- [Requirements] Print exactly the lines from the one containing "Extract the structured" through the last line of the records below, both included, and nothing else; omit any pictures.

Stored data
★ ★ ★ ★ ★
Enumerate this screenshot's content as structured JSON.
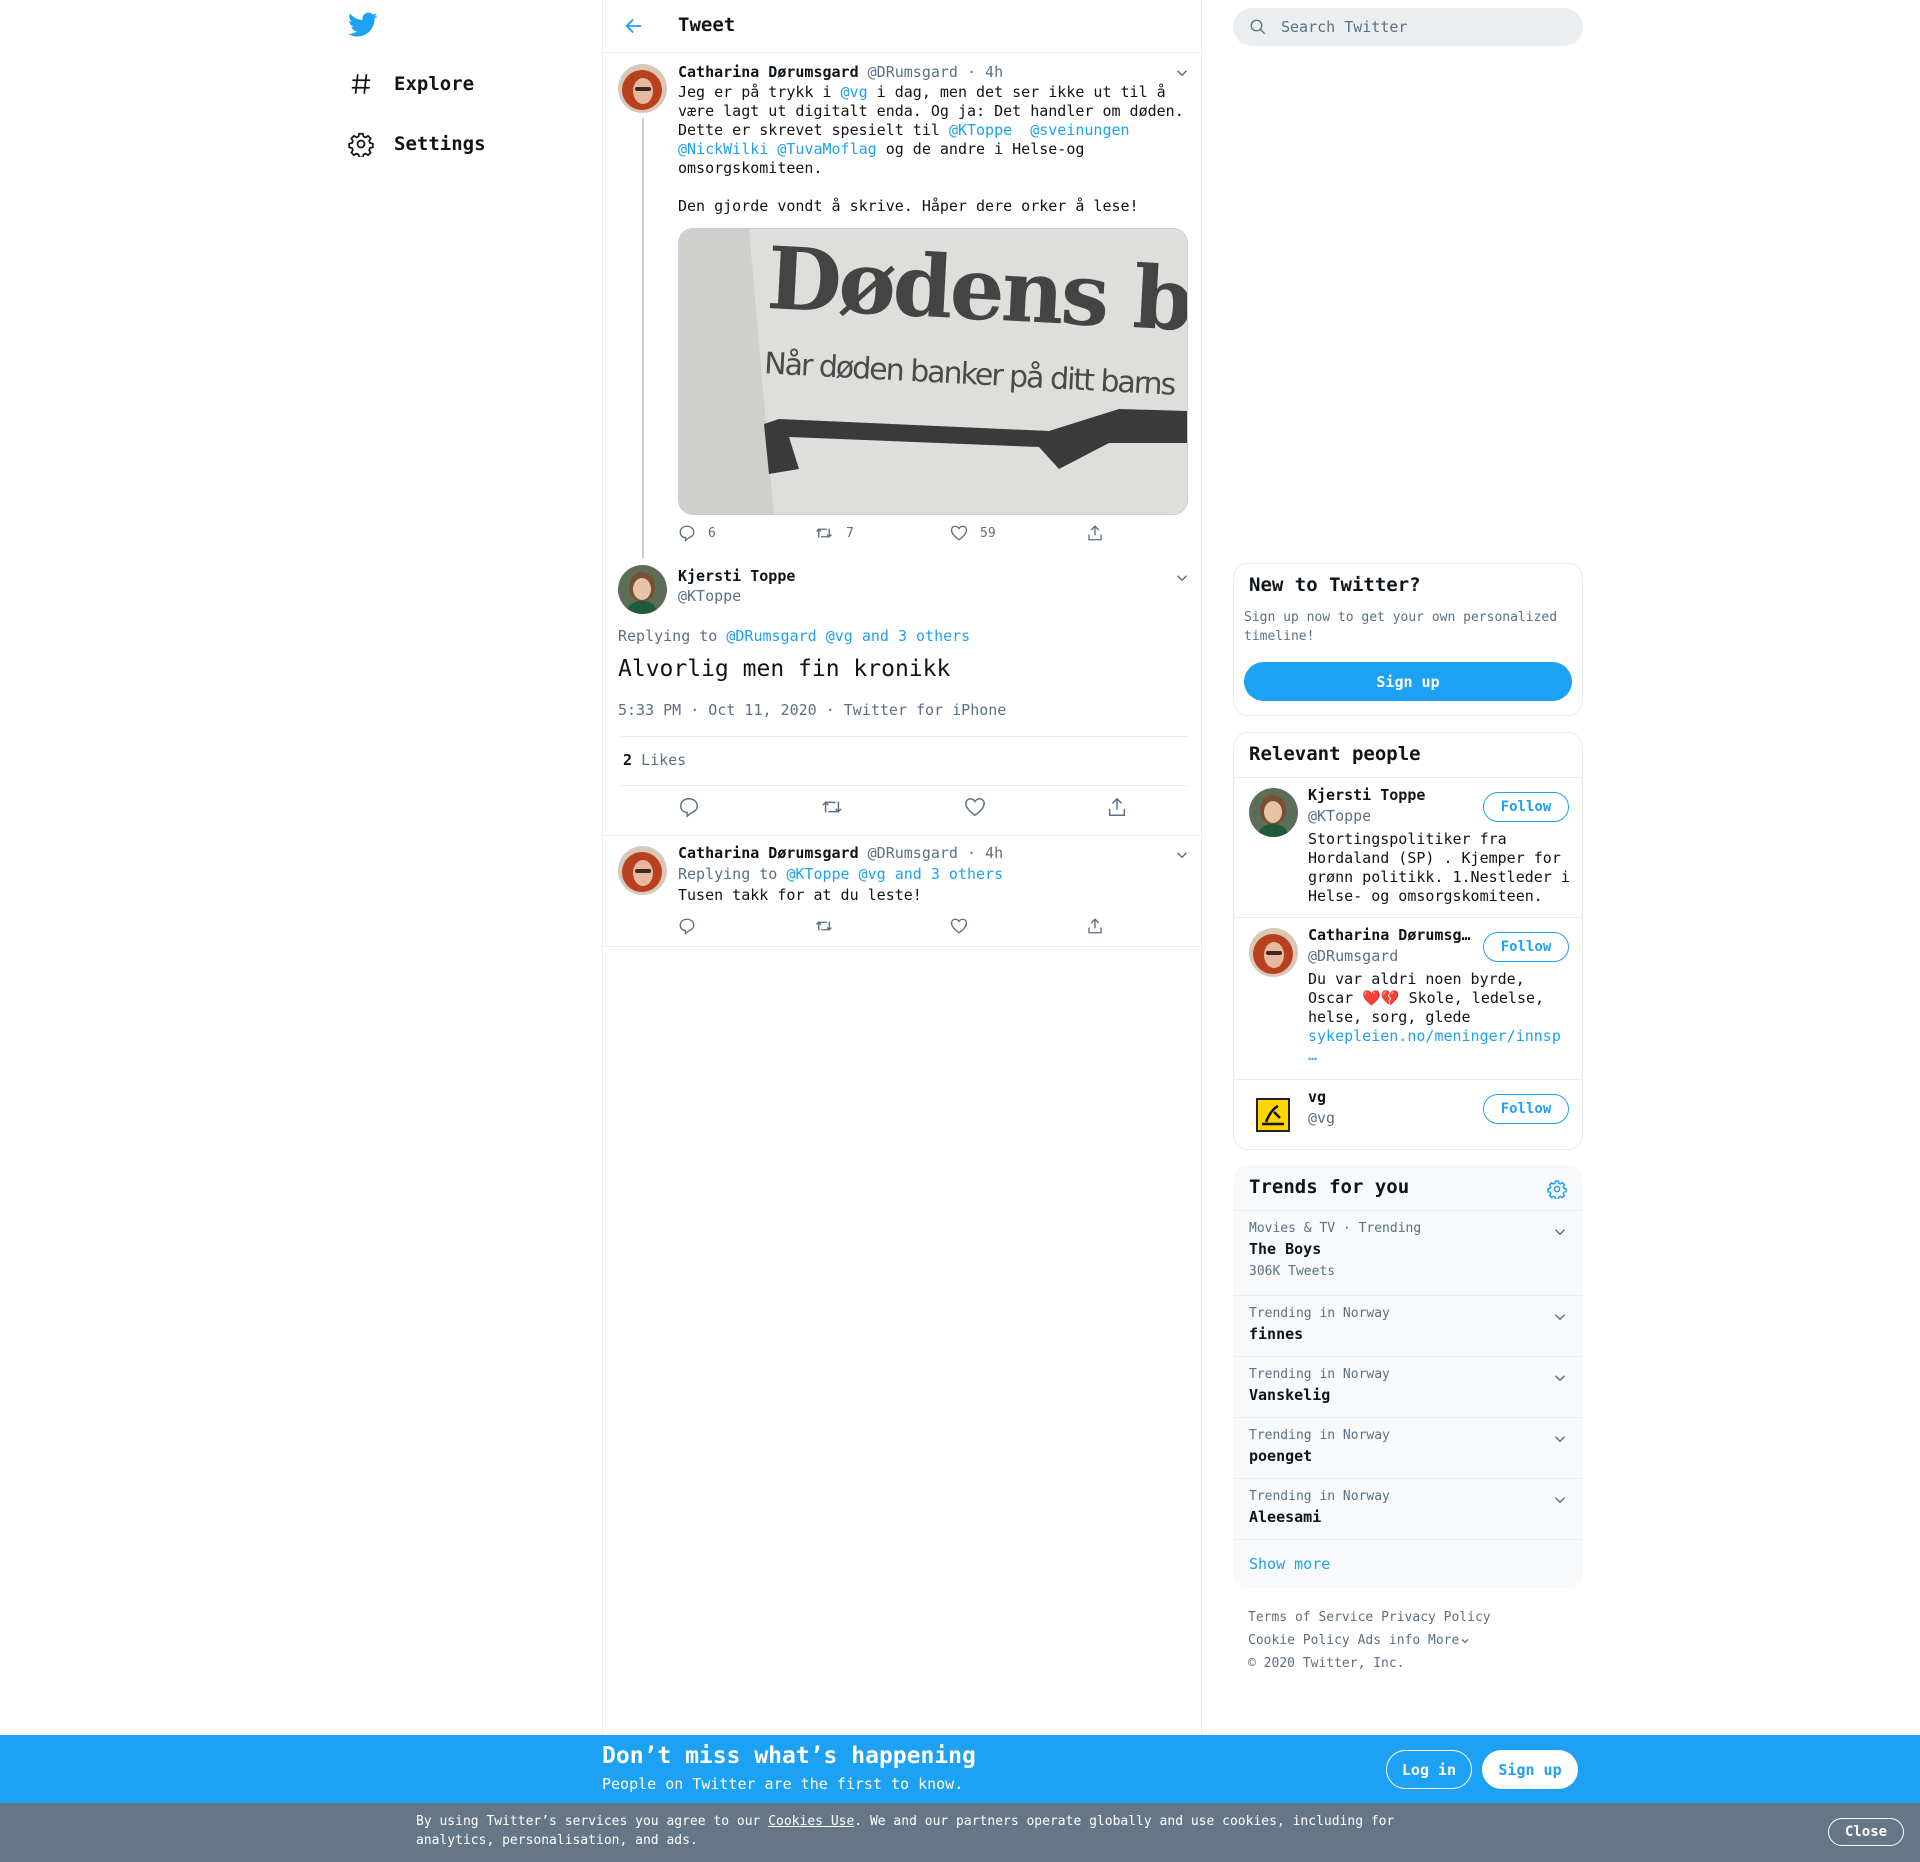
{
  "nav": {
    "items": [
      {
        "label": "Explore",
        "icon": "hashtag-icon"
      },
      {
        "label": "Settings",
        "icon": "gear-icon"
      }
    ]
  },
  "header": {
    "title": "Tweet"
  },
  "tweet1": {
    "name": "Catharina Dørumsgard",
    "handle": "@DRumsgard",
    "time": "· 4h",
    "text_parts": [
      "Jeg er på trykk i ",
      "@vg",
      " i dag, men det ser ikke ut til å\nvære lagt ut digitalt enda. Og ja: Det handler om døden.\nDette er skrevet spesielt til ",
      "@KToppe",
      "  ",
      "@sveinungen",
      "\n",
      "@NickWilki",
      " ",
      "@TuvaMoflag",
      " og de andre i Helse-og\nomsorgskomiteen.\n\nDen gjorde vondt å skrive. Håper dere orker å lese!"
    ],
    "image_title": "Dødens b",
    "image_subtitle": "Når døden banker på ditt barns",
    "replies": "6",
    "retweets": "7",
    "likes": "59"
  },
  "focus": {
    "name": "Kjersti Toppe",
    "handle": "@KToppe",
    "replying_label": "Replying to ",
    "replying_to": "@DRumsgard @vg and 3 others",
    "text": "Alvorlig men fin kronikk",
    "time": "5:33 PM · Oct 11, 2020",
    "sep": "·",
    "source": "Twitter for iPhone",
    "likes_count": "2",
    "likes_label": "Likes"
  },
  "reply": {
    "name": "Catharina Dørumsgard",
    "handle": "@DRumsgard",
    "time": "· 4h",
    "replying_label": "Replying to ",
    "replying_to": "@KToppe @vg and 3 others",
    "text": "Tusen takk for at du leste!"
  },
  "search": {
    "placeholder": "Search Twitter"
  },
  "new_to_twitter": {
    "title": "New to Twitter?",
    "text": "Sign up now to get your own personalized timeline!",
    "button": "Sign up"
  },
  "relevant": {
    "title": "Relevant people",
    "follow": "Follow",
    "people": [
      {
        "name": "Kjersti Toppe",
        "handle": "@KToppe",
        "bio": "Stortingspolitiker fra Hordaland (SP) . Kjemper for grønn politikk. 1.Nestleder i Helse- og omsorgskomiteen."
      },
      {
        "name": "Catharina Dørumsg…",
        "handle": "@DRumsgard",
        "bio_before": "Du var aldri noen byrde, Oscar ",
        "emoji": "❤️💔",
        "bio_after": " Skole, ledelse, helse, sorg, glede",
        "link": "sykepleien.no/meninger/innsp",
        "link_ellipsis": "…"
      },
      {
        "name": "vg",
        "handle": "@vg"
      }
    ]
  },
  "trends": {
    "title": "Trends for you",
    "items": [
      {
        "meta": "Movies & TV · Trending",
        "name": "The Boys",
        "count": "306K Tweets"
      },
      {
        "meta": "Trending in Norway",
        "name": "finnes"
      },
      {
        "meta": "Trending in Norway",
        "name": "Vanskelig"
      },
      {
        "meta": "Trending in Norway",
        "name": "poenget"
      },
      {
        "meta": "Trending in Norway",
        "name": "Aleesami"
      }
    ],
    "show_more": "Show more"
  },
  "footer": {
    "links": [
      "Terms of Service",
      "Privacy Policy",
      "Cookie Policy",
      "Ads info",
      "More"
    ],
    "copyright": "© 2020 Twitter, Inc."
  },
  "banner": {
    "title": "Don’t miss what’s happening",
    "subtitle": "People on Twitter are the first to know.",
    "login": "Log in",
    "signup": "Sign up"
  },
  "cookie": {
    "text_before": "By using Twitter’s services you agree to our ",
    "link": "Cookies Use",
    "text_after": ". We and our partners operate globally and use cookies, including for analytics, personalisation, and ads.",
    "close": "Close"
  },
  "colors": {
    "accent": "#1da1f2",
    "secondary_text": "#5b7083",
    "border": "#ebeef0",
    "cookie_bar": "#657786"
  }
}
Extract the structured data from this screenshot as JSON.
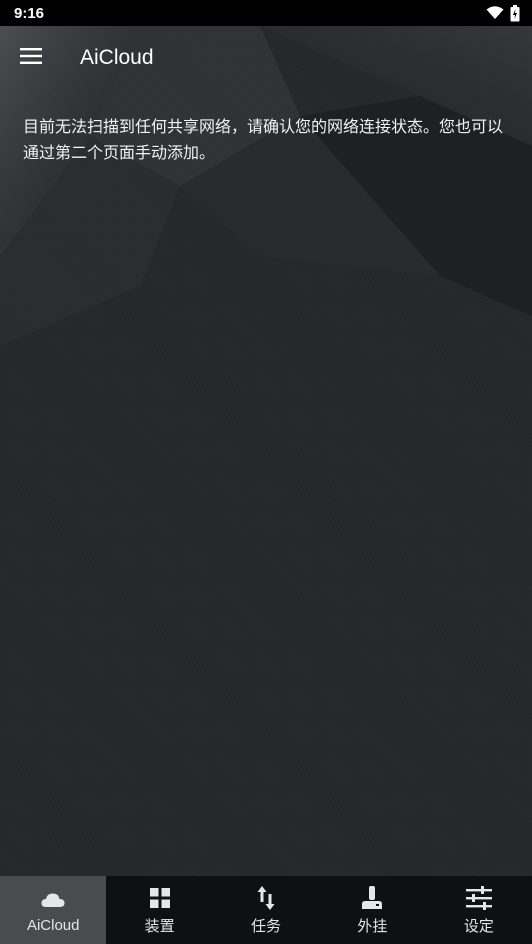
{
  "status_bar": {
    "time": "9:16",
    "icons": [
      "wifi-icon",
      "battery-icon"
    ]
  },
  "app_bar": {
    "menu_icon": "menu-icon",
    "title": "AiCloud"
  },
  "main": {
    "message": "目前无法扫描到任何共享网络，请确认您的网络连接状态。您也可以通过第二个页面手动添加。"
  },
  "bottom_nav": {
    "items": [
      {
        "label": "AiCloud",
        "icon": "cloud-icon",
        "active": true
      },
      {
        "label": "装置",
        "icon": "grid-icon",
        "active": false
      },
      {
        "label": "任务",
        "icon": "transfer-icon",
        "active": false
      },
      {
        "label": "外挂",
        "icon": "joystick-icon",
        "active": false
      },
      {
        "label": "设定",
        "icon": "sliders-icon",
        "active": false
      }
    ]
  },
  "colors": {
    "background": "#25282b",
    "status_bar": "#000000",
    "nav_bar": "#0f1012",
    "nav_active": "#4a4b4d",
    "text": "#f2f2f2"
  }
}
★ ★ ★ ★ ★
- [Task solution]
Extract the structured data from this screenshot as JSON.
{
  "status_bar": {
    "time": "9:16",
    "icons": [
      "wifi-icon",
      "battery-icon"
    ]
  },
  "app_bar": {
    "menu_icon": "menu-icon",
    "title": "AiCloud"
  },
  "main": {
    "message": "目前无法扫描到任何共享网络，请确认您的网络连接状态。您也可以通过第二个页面手动添加。"
  },
  "bottom_nav": {
    "items": [
      {
        "label": "AiCloud",
        "icon": "cloud-icon",
        "active": true
      },
      {
        "label": "装置",
        "icon": "grid-icon",
        "active": false
      },
      {
        "label": "任务",
        "icon": "transfer-icon",
        "active": false
      },
      {
        "label": "外挂",
        "icon": "joystick-icon",
        "active": false
      },
      {
        "label": "设定",
        "icon": "sliders-icon",
        "active": false
      }
    ]
  },
  "colors": {
    "background": "#25282b",
    "status_bar": "#000000",
    "nav_bar": "#0f1012",
    "nav_active": "#4a4b4d",
    "text": "#f2f2f2"
  }
}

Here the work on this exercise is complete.